_OBJETIVO DE LA TAREA_.
Continúa el texto sobre el pensamiento débil y el peligro de las verdades absolutas a partir de su última oración.

_TEXTO EXTRAÍDO_.
* * * * *

Esta visión comienza con el Adiós a la Verdad Absoluta, una idea que el pensamiento débil rescata del corazón mismo del cristianismo. Para Vattimo, la historia de la fe no es la historia del poder triunfante, sino la de la kenosis: ese momento en que Dios decide "vaciarse" de su gloria para hacerse humano, frágil y vulnerable. Cuando una religión o una ideología política se aferra a una "Verdad" con mayúsculas donde todo es incuestionable, lo que construye no es paz, sino una base para la agresión. Si yo poseo la Verdad absoluta, el otro es automáticamente un error que debe ser corregido o, en el peor de los casos, eliminado. La verdad "fuerte" no admite réplica, solo sumisión.

Lo vemos con una claridad dolorosa en el cristianismo bélico de Estados Unidos. Allí, ciertos sectores han secuestrado el mensaje evangélico para transformarlo en una ideología de exclusión, vinculada al uso de armas y a una supuesta supremacía moral. Al convertir a Dios en un estandarte de guerra, se traiciona la "debilidad" de la cruz para volver a un ídolo de hierro. Teresa Oñate es especialmente lúcida al denunciar esta deriva. Ella advierte que este "pensamiento fuerte" es, en esencia, una metafísica del dominio. Para Oñate, cuando una idea se presenta como única y absoluta, su función no es iluminar, sino fagocitar la diferencia. El pensamiento fuerte necesita que todos seamos iguales para poder gobernarnos; por eso, lo que es distinto le resulta insoportable y trata de borrarlo.

Esta misma lógica de verdades excluyentes es la que mantiene encendida la mecha en el complejo tablero de Oriente Medio. No se trata de un solo bloque, sino de una colisión de absolutos: la respuesta militar de Israel contra Gaza y el Líbano, y su confrontación directa con Irán, se alimentan mutuamente de una retórica de supervivencia sagrada. En estos escenarios, la tierra, la historia y la política se han blindado de tal forma que ya no hay lugar para lo humano.

En mi debilidad está mi fuerza
En mi debilidad está mi fuerza

Cuando el conflicto se lee desde una "teología fuerte" —ya sea desde el nacionalismo religioso, el mesianismo o el teocentrismo estatal—, la negociación se vuelve imposible, porque ceder un solo milímetro se percibe como una traición a un mandato divino o a una identidad inamovible. La teología débil nos ofrece una salida: la paz solo es posible cuando todas las partes aceptan "debilitar" sus pretensiones de verdad absoluta, reconociendo que la vida del otro —del palestino, del israelí, del libanés— es más sagrada que la pureza de una frontera o un dogma. Como defiende Oñate, debemos hacer una apuesta por una verdad que no sea violencia... entendiendo que en el momento en que usamos una idea para silenciar al prójimo, hemos abandonado la filosofía y la fe para abrazar la barbarie.

* * * * *

_MATERIAL MOSTRADO_.

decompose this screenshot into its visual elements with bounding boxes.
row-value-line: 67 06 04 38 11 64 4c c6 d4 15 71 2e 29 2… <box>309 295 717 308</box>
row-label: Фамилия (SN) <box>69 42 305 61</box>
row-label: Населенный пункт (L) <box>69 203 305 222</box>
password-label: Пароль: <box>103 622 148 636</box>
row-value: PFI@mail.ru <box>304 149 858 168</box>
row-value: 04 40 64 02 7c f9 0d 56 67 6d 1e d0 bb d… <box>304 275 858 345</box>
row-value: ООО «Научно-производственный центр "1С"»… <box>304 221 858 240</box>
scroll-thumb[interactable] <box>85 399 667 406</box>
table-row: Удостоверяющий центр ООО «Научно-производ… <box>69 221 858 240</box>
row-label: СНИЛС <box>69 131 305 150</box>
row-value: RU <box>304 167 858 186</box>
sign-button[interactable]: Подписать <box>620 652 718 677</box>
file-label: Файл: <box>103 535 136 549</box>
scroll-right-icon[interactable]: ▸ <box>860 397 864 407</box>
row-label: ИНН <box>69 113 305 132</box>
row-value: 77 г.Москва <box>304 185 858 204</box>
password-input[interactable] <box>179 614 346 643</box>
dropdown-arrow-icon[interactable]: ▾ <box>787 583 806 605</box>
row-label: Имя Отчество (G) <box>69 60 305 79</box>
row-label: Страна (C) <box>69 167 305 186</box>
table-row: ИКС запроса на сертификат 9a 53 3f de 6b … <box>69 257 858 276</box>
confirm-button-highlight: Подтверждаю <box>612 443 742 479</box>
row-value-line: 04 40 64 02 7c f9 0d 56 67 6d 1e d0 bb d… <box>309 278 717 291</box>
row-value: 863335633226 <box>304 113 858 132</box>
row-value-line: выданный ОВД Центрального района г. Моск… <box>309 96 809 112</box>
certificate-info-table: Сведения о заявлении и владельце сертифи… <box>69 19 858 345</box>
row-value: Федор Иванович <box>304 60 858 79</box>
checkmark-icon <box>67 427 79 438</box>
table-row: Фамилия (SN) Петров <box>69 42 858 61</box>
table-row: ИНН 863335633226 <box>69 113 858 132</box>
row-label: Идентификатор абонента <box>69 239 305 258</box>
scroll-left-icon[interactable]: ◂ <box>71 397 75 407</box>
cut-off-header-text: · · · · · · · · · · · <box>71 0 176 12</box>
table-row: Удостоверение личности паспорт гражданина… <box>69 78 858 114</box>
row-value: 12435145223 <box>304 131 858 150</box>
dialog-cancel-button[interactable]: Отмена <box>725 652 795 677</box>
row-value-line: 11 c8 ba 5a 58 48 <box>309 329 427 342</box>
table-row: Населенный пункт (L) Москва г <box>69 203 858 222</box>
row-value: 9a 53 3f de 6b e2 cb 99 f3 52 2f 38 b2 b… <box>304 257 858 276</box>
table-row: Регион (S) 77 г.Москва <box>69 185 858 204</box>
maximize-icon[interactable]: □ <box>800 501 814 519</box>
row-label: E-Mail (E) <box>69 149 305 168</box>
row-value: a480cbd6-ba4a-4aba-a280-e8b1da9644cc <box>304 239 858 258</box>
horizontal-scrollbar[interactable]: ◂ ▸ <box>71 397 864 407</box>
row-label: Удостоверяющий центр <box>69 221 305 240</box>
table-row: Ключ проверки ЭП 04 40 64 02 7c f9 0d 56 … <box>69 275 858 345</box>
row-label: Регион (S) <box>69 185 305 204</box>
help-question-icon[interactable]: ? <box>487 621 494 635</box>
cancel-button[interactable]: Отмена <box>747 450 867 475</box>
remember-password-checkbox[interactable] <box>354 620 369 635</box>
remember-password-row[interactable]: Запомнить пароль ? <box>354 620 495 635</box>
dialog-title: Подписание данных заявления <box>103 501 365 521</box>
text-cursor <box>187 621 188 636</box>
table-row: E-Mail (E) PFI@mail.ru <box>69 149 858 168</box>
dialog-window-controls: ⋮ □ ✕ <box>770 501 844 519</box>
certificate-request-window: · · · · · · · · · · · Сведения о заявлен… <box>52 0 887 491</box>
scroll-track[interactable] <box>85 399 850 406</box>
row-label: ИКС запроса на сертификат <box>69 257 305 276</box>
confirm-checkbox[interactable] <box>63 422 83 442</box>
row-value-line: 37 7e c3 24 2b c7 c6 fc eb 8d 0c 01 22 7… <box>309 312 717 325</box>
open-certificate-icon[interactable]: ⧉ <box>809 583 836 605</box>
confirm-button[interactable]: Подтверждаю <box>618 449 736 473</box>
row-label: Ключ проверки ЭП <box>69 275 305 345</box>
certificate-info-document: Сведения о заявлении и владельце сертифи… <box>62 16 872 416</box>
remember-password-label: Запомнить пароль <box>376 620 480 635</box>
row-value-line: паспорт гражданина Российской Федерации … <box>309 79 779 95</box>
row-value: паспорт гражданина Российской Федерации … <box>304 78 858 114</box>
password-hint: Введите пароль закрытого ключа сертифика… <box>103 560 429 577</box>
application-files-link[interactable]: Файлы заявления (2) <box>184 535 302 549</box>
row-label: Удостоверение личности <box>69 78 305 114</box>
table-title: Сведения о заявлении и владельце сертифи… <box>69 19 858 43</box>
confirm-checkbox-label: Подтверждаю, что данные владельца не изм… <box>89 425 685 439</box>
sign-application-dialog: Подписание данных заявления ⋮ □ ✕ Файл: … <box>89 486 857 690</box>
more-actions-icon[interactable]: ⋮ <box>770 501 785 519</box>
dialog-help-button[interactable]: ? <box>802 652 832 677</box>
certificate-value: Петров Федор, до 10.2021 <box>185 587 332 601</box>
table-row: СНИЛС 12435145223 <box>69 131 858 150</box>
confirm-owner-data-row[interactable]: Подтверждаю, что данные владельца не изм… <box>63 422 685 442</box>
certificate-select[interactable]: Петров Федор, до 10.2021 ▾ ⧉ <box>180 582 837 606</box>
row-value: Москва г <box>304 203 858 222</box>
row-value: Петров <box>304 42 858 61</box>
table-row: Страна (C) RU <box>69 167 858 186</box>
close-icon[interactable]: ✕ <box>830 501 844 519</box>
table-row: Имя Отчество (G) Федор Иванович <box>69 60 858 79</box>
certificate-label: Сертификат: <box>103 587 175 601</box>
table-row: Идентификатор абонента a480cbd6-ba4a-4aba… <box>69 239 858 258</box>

* * * * *

_RESPUESTA AL EJERCICIO_.
Es aquí donde entra la Caridad como Hermenéutica, la noción de que el amor es el único filtro válido para interpretar la realidad. Si la verdad divide y mata, entonces esa verdad no es divina. Para el pensamiento débil, la solidaridad está por encima de la objetividad. En un contexto de polarización extrema, el cristianismo funciona como una fuerza deconstructiva: nos enseña a desconfiar de cualquier líder o sistema que se presente como el salvador definitivo. Así pues, la verdad no es un "objeto" que se encuentra en un libro o en una ley para ser arrojado a la cabeza del enemigo; la verdad es un acontecimiento que solo ocurre en el diálogo, en la amistad y en la apertura al que es diferente.

Finalmente, debemos entender que la escucha es un acto político de primer orden. Mientras la polarización se nutre de la justicia punitiva, del señalamiento y del juicio constante en las plazas digitales, una fe "debilitada" propone el diálogo infinito. No se trata de renunciar a las convicciones, sino de tener la valentía de preferir la relación humana por encima de "tener la razón". El legado de Vattimo y Oñate nos recuerda que el cristianismo es, en su raíz, un proceso de humanización. En un mundo que nos obliga a elegir bando en guerras de todo o nada, reconocer nuestra propia debilidad y la parcialidad de nuestra mirada es la mayor fortaleza que tenemos para desactivar la violencia y empezar a construir, por fin, una convivencia real.